### Set task
Locate each line below that includes "عرفات" and reproduce it.
_ _ _
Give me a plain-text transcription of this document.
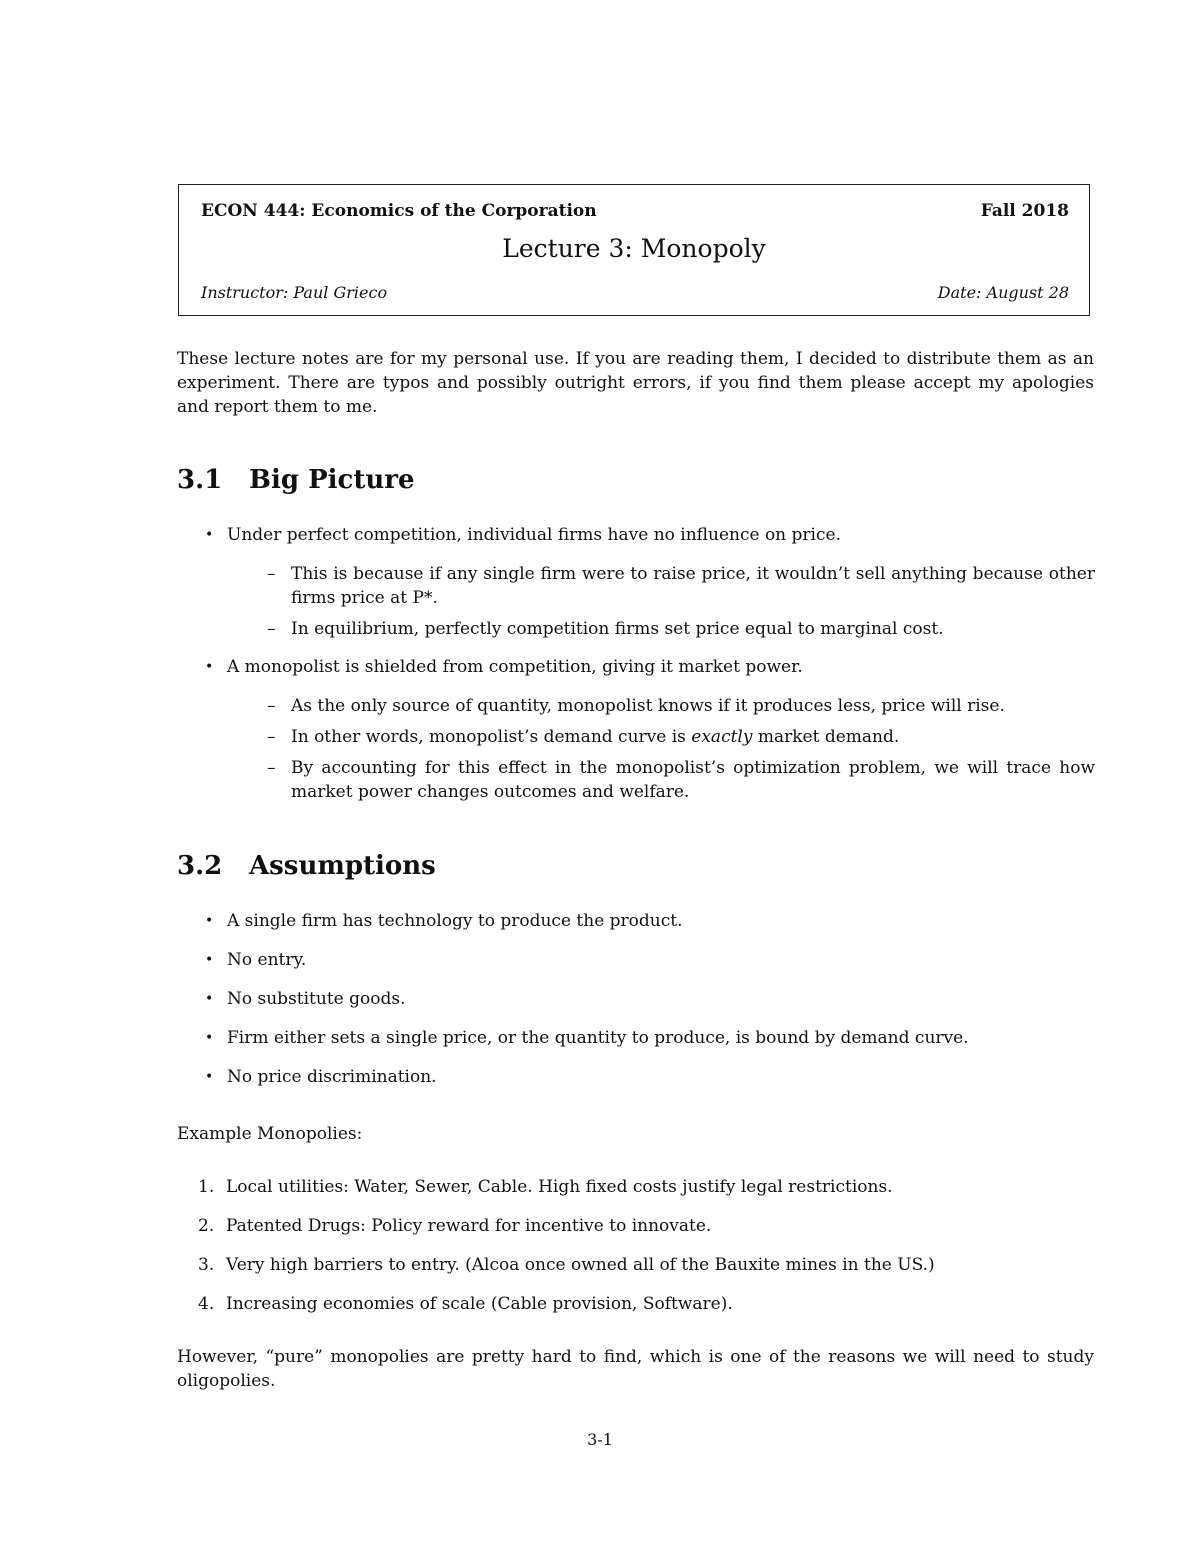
ECON 444: Economics of the Corporation	Fall 2018
Lecture 3: Monopoly
Instructor: Paul Grieco	Date: August 28

These lecture notes are for my personal use. If you are reading them, I decided to distribute them as an experiment. There are typos and possibly outright errors, if you find them please accept my apologies and report them to me.

3.1 Big Picture
• Under perfect competition, individual firms have no influence on price.
– This is because if any single firm were to raise price, it wouldn’t sell anything because other firms price at P*.
– In equilibrium, perfectly competition firms set price equal to marginal cost.
• A monopolist is shielded from competition, giving it market power.
– As the only source of quantity, monopolist knows if it produces less, price will rise.
– In other words, monopolist’s demand curve is exactly market demand.
– By accounting for this effect in the monopolist’s optimization problem, we will trace how market power changes outcomes and welfare.
3.2 Assumptions
• A single firm has technology to produce the product.
• No entry.
• No substitute goods.
• Firm either sets a single price, or the quantity to produce, is bound by demand curve.
• No price discrimination.

Example Monopolies:

1. Local utilities: Water, Sewer, Cable. High fixed costs justify legal restrictions.
2. Patented Drugs: Policy reward for incentive to innovate.
3. Very high barriers to entry. (Alcoa once owned all of the Bauxite mines in the US.)
4. Increasing economies of scale (Cable provision, Software).

However, “pure” monopolies are pretty hard to find, which is one of the reasons we will need to study oligopolies.

3-1
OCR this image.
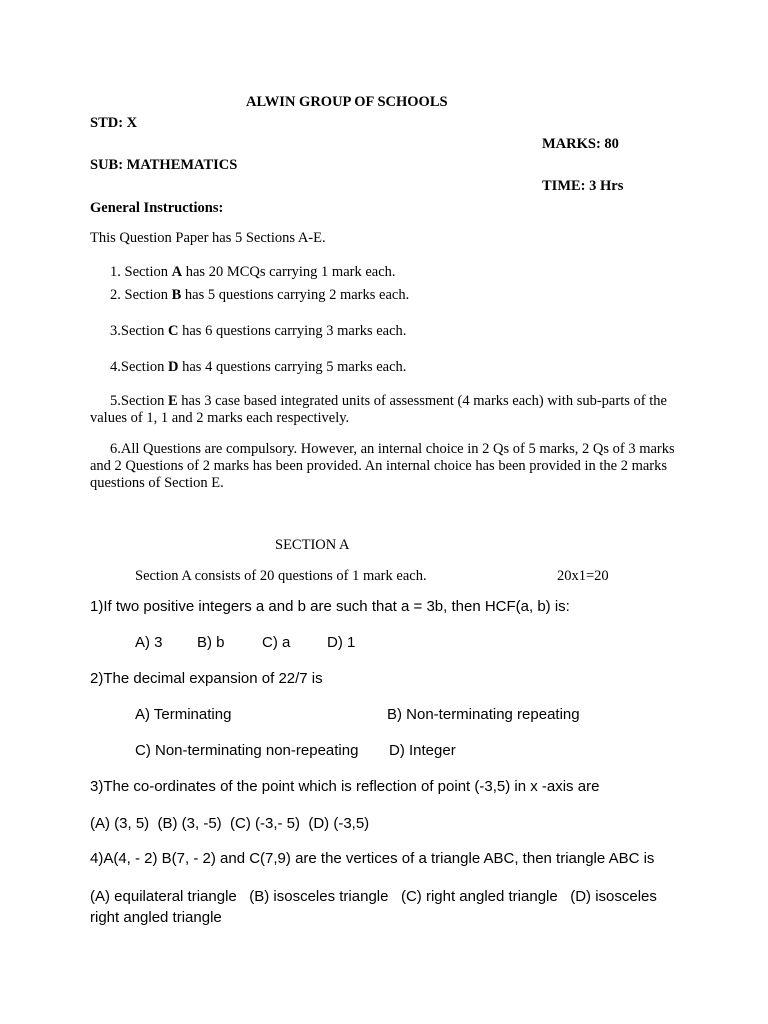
ALWIN GROUP OF SCHOOLS
STD: X
MARKS: 80
SUB: MATHEMATICS
TIME: 3 Hrs
General Instructions:
This Question Paper has 5 Sections A-E.
1. Section A has 20 MCQs carrying 1 mark each.
2. Section B has 5 questions carrying 2 marks each.
3.Section C has 6 questions carrying 3 marks each.
4.Section D has 4 questions carrying 5 marks each.
5.Section E has 3 case based integrated units of assessment (4 marks each) with sub-parts of the values of 1, 1 and 2 marks each respectively.
6.All Questions are compulsory. However, an internal choice in 2 Qs of 5 marks, 2 Qs of 3 marks and 2 Questions of 2 marks has been provided. An internal choice has been provided in the 2 marks questions of Section E.
SECTION A
Section A consists of 20 questions of 1 mark each.	20x1=20
1)If two positive integers a and b are such that a = 3b, then HCF(a, b) is:
A) 3 B) b C) a D) 1
2)The decimal expansion of 22/7 is
A) Terminating	B) Non-terminating repeating
C) Non-terminating non-repeating D) Integer
3)The co-ordinates of the point which is reflection of point (-3,5) in x -axis are
(A) (3, 5)  (B) (3, -5)  (C) (-3,- 5)  (D) (-3,5)
4)A(4, - 2) B(7, - 2) and C(7,9) are the vertices of a triangle ABC, then triangle ABC is
(A) equilateral triangle   (B) isosceles triangle   (C) right angled triangle   (D) isosceles right angled triangle
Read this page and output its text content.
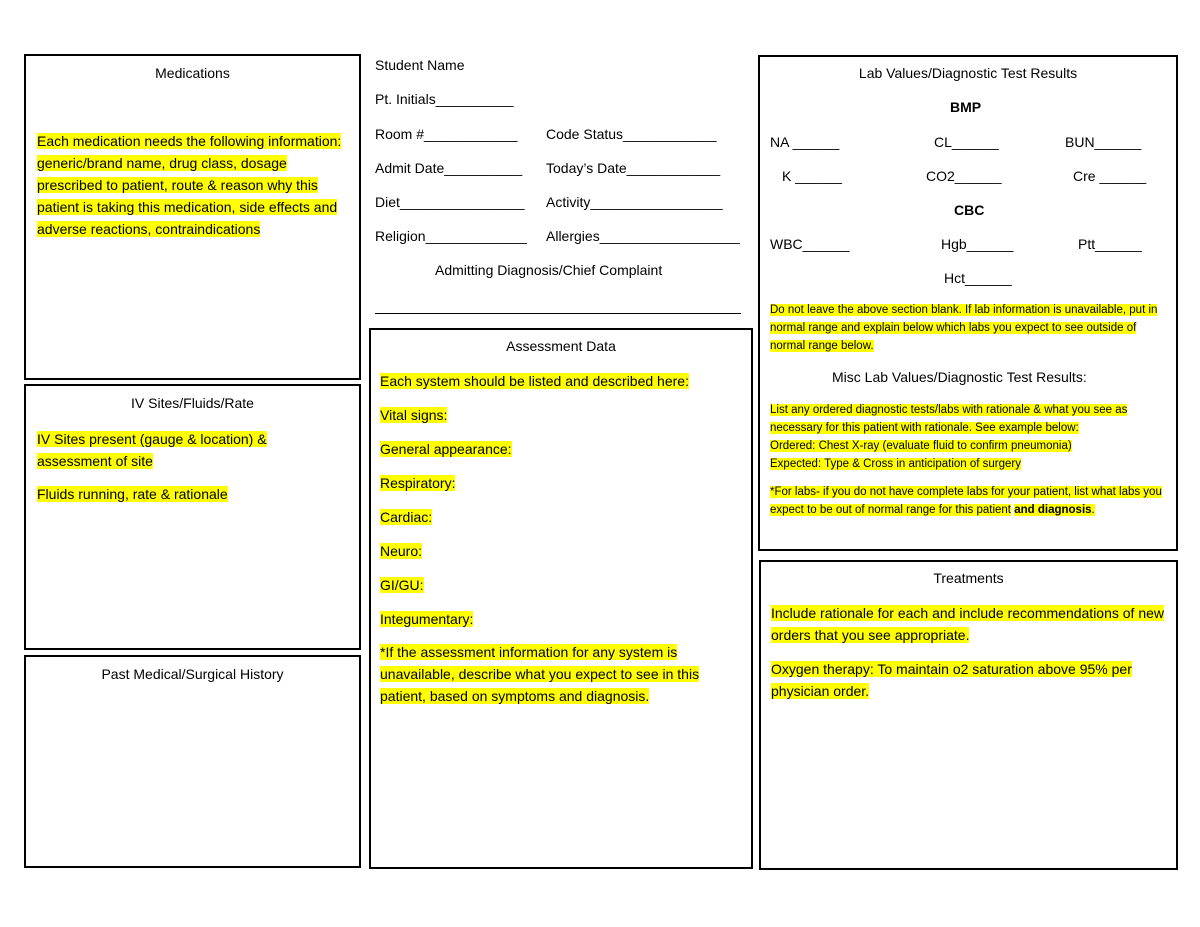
Medications
Each medication needs the following information: generic/brand name, drug class, dosage prescribed to patient, route & reason why this patient is taking this medication, side effects and adverse reactions, contraindications
IV Sites/Fluids/Rate
IV Sites present (gauge & location) & assessment of site
Fluids running, rate & rationale
Past Medical/Surgical History
Student Name
Pt. Initials__________
Room #____________ Code Status____________
Admit Date__________ Today’s Date____________
Diet________________ Activity_________________
Religion_____________ Allergies__________________
Admitting Diagnosis/Chief Complaint
Assessment Data
Each system should be listed and described here:
Vital signs:
General appearance:
Respiratory:
Cardiac:
Neuro:
GI/GU:
Integumentary:
*If the assessment information for any system is unavailable, describe what you expect to see in this patient, based on symptoms and diagnosis.
Lab Values/Diagnostic Test Results
BMP
NA ______	CL______	BUN______
K ______	CO2______	Cre ______
CBC
WBC______	Hgb______	Ptt______
Hct______
Do not leave the above section blank. If lab information is unavailable, put in normal range and explain below which labs you expect to see outside of normal range below.
Misc Lab Values/Diagnostic Test Results:
List any ordered diagnostic tests/labs with rationale & what you see as necessary for this patient with rationale. See example below:
Ordered: Chest X-ray (evaluate fluid to confirm pneumonia)
Expected: Type & Cross in anticipation of surgery
*For labs- if you do not have complete labs for your patient, list what labs you expect to be out of normal range for this patient and diagnosis.
Treatments
Include rationale for each and include recommendations of new orders that you see appropriate.
Oxygen therapy: To maintain o2 saturation above 95% per physician order.
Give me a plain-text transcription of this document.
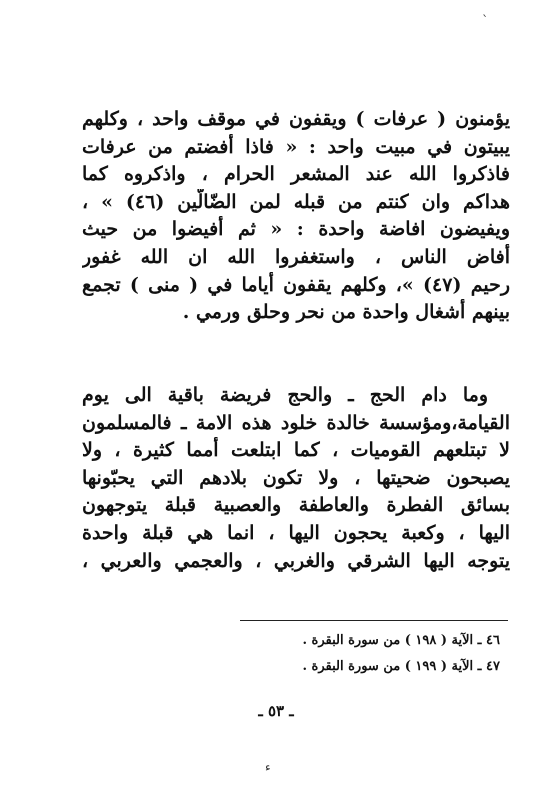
ˋ
يؤمنون ( عرفات ) ويقفون في موقف واحد ، وكلهم
يبيتون في مبيت واحد : « فاذا أفضتم من عرفات
فاذكروا الله عند المشعر الحرام ، واذكروه كما
هداكم وان كنتم من قبله لمن الضّالّين (٤٦) » ،
ويفيضون افاضة واحدة : « ثم أفيضوا من حيث
أفاض الناس ، واستغفروا الله ان الله غفور
رحيم (٤٧) »، وكلهم يقفون أياما في ( منى ) تجمع
بينهم أشغال واحدة من نحر وحلق ورمي .
وما دام الحج ـ والحج فريضة باقية الى يوم
القيامة،ومؤسسة خالدة خلود هذه الامة ـ فالمسلمون
لا تبتلعهم القوميات ، كما ابتلعت أمما كثيرة ، ولا
يصبحون ضحيتها ، ولا تكون بلادهم التي يحبّونها
بسائق الفطرة والعاطفة والعصبية قبلة يتوجهون
اليها ، وكعبة يحجون اليها ، انما هي قبلة واحدة
يتوجه اليها الشرقي والغربي ، والعجمي والعربي ،
٤٦ ـ الآية ( ١٩٨ ) من سورة البقرة .
٤٧ ـ الآية ( ١٩٩ ) من سورة البقرة .
ـ ٥٣ ـ
ء
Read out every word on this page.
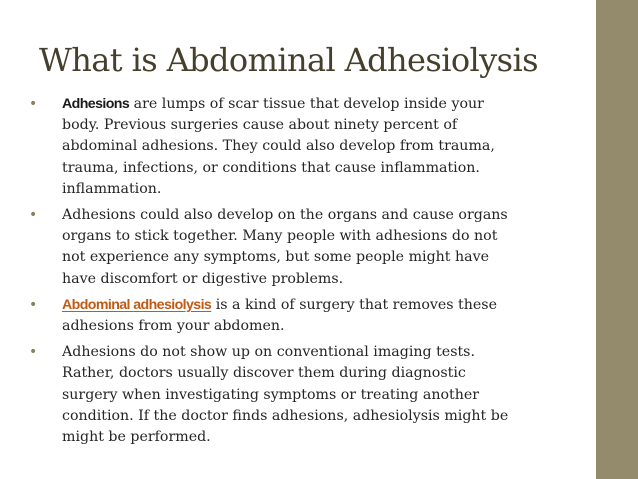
What is Abdominal Adhesiolysis
• Adhesions are lumps of scar tissue that develop inside your
body. Previous surgeries cause about ninety percent of
abdominal adhesions. They could also develop from trauma,
trauma, infections, or conditions that cause inflammation.
inflammation.
• Adhesions could also develop on the organs and cause organs
organs to stick together. Many people with adhesions do not
not experience any symptoms, but some people might have
have discomfort or digestive problems.
• Abdominal adhesiolysis is a kind of surgery that removes these
adhesions from your abdomen.
• Adhesions do not show up on conventional imaging tests.
Rather, doctors usually discover them during diagnostic
surgery when investigating symptoms or treating another
condition. If the doctor finds adhesions, adhesiolysis might be
might be performed.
_ _ _
### Completed task
يؤمنون ( عرفات ) ويقفون في موقف واحد ، وكلهم
يبيتون في مبيت واحد : « فاذا أفضتم من عرفات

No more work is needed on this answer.